Bruxelles, le 22 février 2002: l'Université libre de Bruxelles invitait le grand public à participer à un colloque académique ayant pour thème Les accords du Lambermont et du Lombard: approfondissement du fédéralisme ou erreur d'aiguillage?. Louise-Marie Bataille y prenait la parole sur le thème des pouvoirs locaux. Voici la retranscription de son intervention. A découvrir comme on parcourt une carte blanche.


Dans le cadre de la courte réplique qui est sollicitée, je réagirai brièvement sur quatre points: la Constitution, la notion d'intérêt communal, le renforcement de la démocratie locale, et les structures supracommunales.

Une précision formelle s'impose toutefois au préalable: je répliquerai sous l'angle de la réalité communale wallonne, ce qui veut dire que les municipalistes bruxellois et les provincialistes pourraient ne pas trouver leur compte dans cette courte intervention. Vous comprendrez également que mon propos n'engage évidemment pas le conseil d'administration de l'Union des Villes et Communes de Wallonie.

== Données fournies ==
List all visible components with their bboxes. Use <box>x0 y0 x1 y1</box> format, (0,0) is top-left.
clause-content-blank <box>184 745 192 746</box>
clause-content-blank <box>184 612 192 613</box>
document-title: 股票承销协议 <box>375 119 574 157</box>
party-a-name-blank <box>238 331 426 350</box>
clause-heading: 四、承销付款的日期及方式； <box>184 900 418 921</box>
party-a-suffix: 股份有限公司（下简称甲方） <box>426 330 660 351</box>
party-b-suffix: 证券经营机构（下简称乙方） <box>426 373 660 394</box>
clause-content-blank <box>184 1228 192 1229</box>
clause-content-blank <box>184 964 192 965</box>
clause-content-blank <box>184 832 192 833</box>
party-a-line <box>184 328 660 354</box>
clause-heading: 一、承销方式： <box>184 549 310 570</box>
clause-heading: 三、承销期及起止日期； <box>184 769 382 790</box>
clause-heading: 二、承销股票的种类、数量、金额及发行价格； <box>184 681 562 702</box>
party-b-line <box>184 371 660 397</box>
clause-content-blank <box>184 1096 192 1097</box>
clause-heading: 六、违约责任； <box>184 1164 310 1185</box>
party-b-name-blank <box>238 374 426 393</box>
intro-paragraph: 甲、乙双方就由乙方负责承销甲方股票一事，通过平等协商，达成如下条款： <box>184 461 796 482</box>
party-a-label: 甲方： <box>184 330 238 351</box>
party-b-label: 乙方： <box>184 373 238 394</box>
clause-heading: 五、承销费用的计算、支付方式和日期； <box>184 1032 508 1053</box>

== Consignes ==
A: D'après l'extrait, sur quels quatre points l'intervenante annonce-t-elle qu'elle va réagir ?
B: Recopiez dans l'extrait le passage qui va de « Dans le cadre » à « Communes de Wallonie. ».

== Corrigé détaillé ==
A: La Constitution, la notion d'intérêt communal, le renforcement de la démocratie locale et les structures supracommunales.

B:
Dans le cadre de la courte réplique qui est sollicitée, je réagirai brièvement sur quatre points: la Constitution, la notion d'intérêt communal, le renforcement de la démocratie locale, et les structures supracommunales.

Une précision formelle s'impose toutefois au préalable: je répliquerai sous l'angle de la réalité communale wallonne, ce qui veut dire que les municipalistes bruxellois et les provincialistes pourraient ne pas trouver leur compte dans cette courte intervention. Vous comprendrez également que mon propos n'engage évidemment pas le conseil d'administration de l'Union des Villes et Communes de Wallonie.